**TASK TO COMPLETE**.
Images are not part of the copy; transcribe all the data exactly.

**THE INPUT**.

+---+

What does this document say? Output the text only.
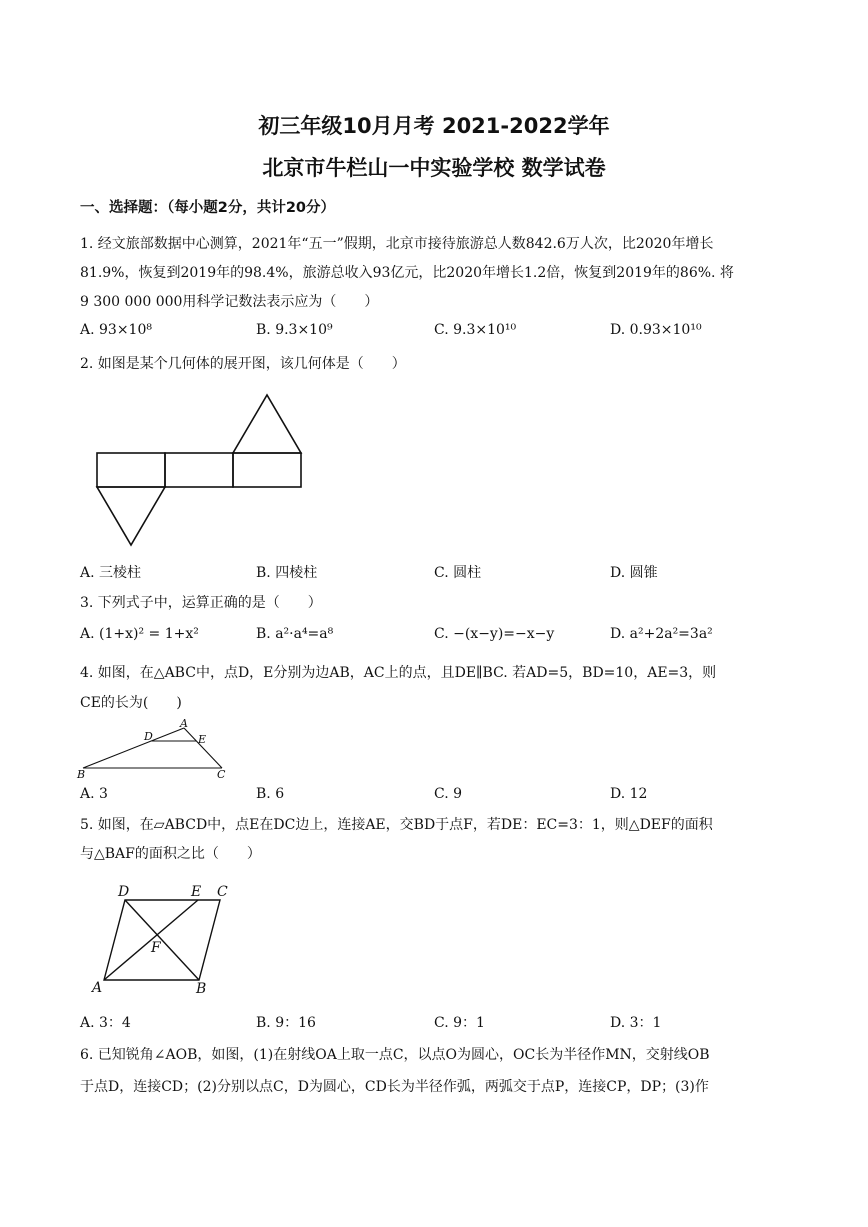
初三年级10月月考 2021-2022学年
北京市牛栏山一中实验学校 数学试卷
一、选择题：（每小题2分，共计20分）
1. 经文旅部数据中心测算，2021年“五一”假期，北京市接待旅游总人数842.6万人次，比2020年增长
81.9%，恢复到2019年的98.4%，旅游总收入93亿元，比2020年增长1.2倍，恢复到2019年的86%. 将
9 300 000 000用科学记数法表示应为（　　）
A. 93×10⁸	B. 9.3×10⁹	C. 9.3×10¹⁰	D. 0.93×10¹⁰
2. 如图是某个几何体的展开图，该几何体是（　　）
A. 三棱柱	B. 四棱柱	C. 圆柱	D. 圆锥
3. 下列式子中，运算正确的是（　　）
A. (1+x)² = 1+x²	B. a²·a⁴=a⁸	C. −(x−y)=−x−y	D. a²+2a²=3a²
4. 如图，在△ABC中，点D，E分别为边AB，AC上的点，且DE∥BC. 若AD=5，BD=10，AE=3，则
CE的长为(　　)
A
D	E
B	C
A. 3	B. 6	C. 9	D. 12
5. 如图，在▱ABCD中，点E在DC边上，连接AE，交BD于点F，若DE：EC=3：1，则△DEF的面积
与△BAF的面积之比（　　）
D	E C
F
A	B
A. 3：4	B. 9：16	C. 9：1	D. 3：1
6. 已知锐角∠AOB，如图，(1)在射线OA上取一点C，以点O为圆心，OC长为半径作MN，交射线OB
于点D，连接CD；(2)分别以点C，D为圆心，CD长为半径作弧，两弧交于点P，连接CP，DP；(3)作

+---+

**RESULT FOR THIS TASK**.
What does this document say? Output the text only.
初三年级10月月考 2021-2022学年
北京市牛栏山一中实验学校 数学试卷
一、选择题：（每小题2分，共计20分）
1. 经文旅部数据中心测算，2021年“五一”假期，北京市接待旅游总人数842.6万人次，比2020年增长
81.9%，恢复到2019年的98.4%，旅游总收入93亿元，比2020年增长1.2倍，恢复到2019年的86%. 将
9 300 000 000用科学记数法表示应为（　　）
A. 93×10⁸	B. 9.3×10⁹	C. 9.3×10¹⁰	D. 0.93×10¹⁰
2. 如图是某个几何体的展开图，该几何体是（　　）
A. 三棱柱	B. 四棱柱	C. 圆柱	D. 圆锥
3. 下列式子中，运算正确的是（　　）
A. (1+x)² = 1+x²	B. a²·a⁴=a⁸	C. −(x−y)=−x−y	D. a²+2a²=3a²
4. 如图，在△ABC中，点D，E分别为边AB，AC上的点，且DE∥BC. 若AD=5，BD=10，AE=3，则
CE的长为(　　)
A
D	E
B	C
A. 3	B. 6	C. 9	D. 12
5. 如图，在▱ABCD中，点E在DC边上，连接AE，交BD于点F，若DE：EC=3：1，则△DEF的面积
与△BAF的面积之比（　　）
D	E C
F
A	B
A. 3：4	B. 9：16	C. 9：1	D. 3：1
6. 已知锐角∠AOB，如图，(1)在射线OA上取一点C，以点O为圆心，OC长为半径作MN，交射线OB
于点D，连接CD；(2)分别以点C，D为圆心，CD长为半径作弧，两弧交于点P，连接CP，DP；(3)作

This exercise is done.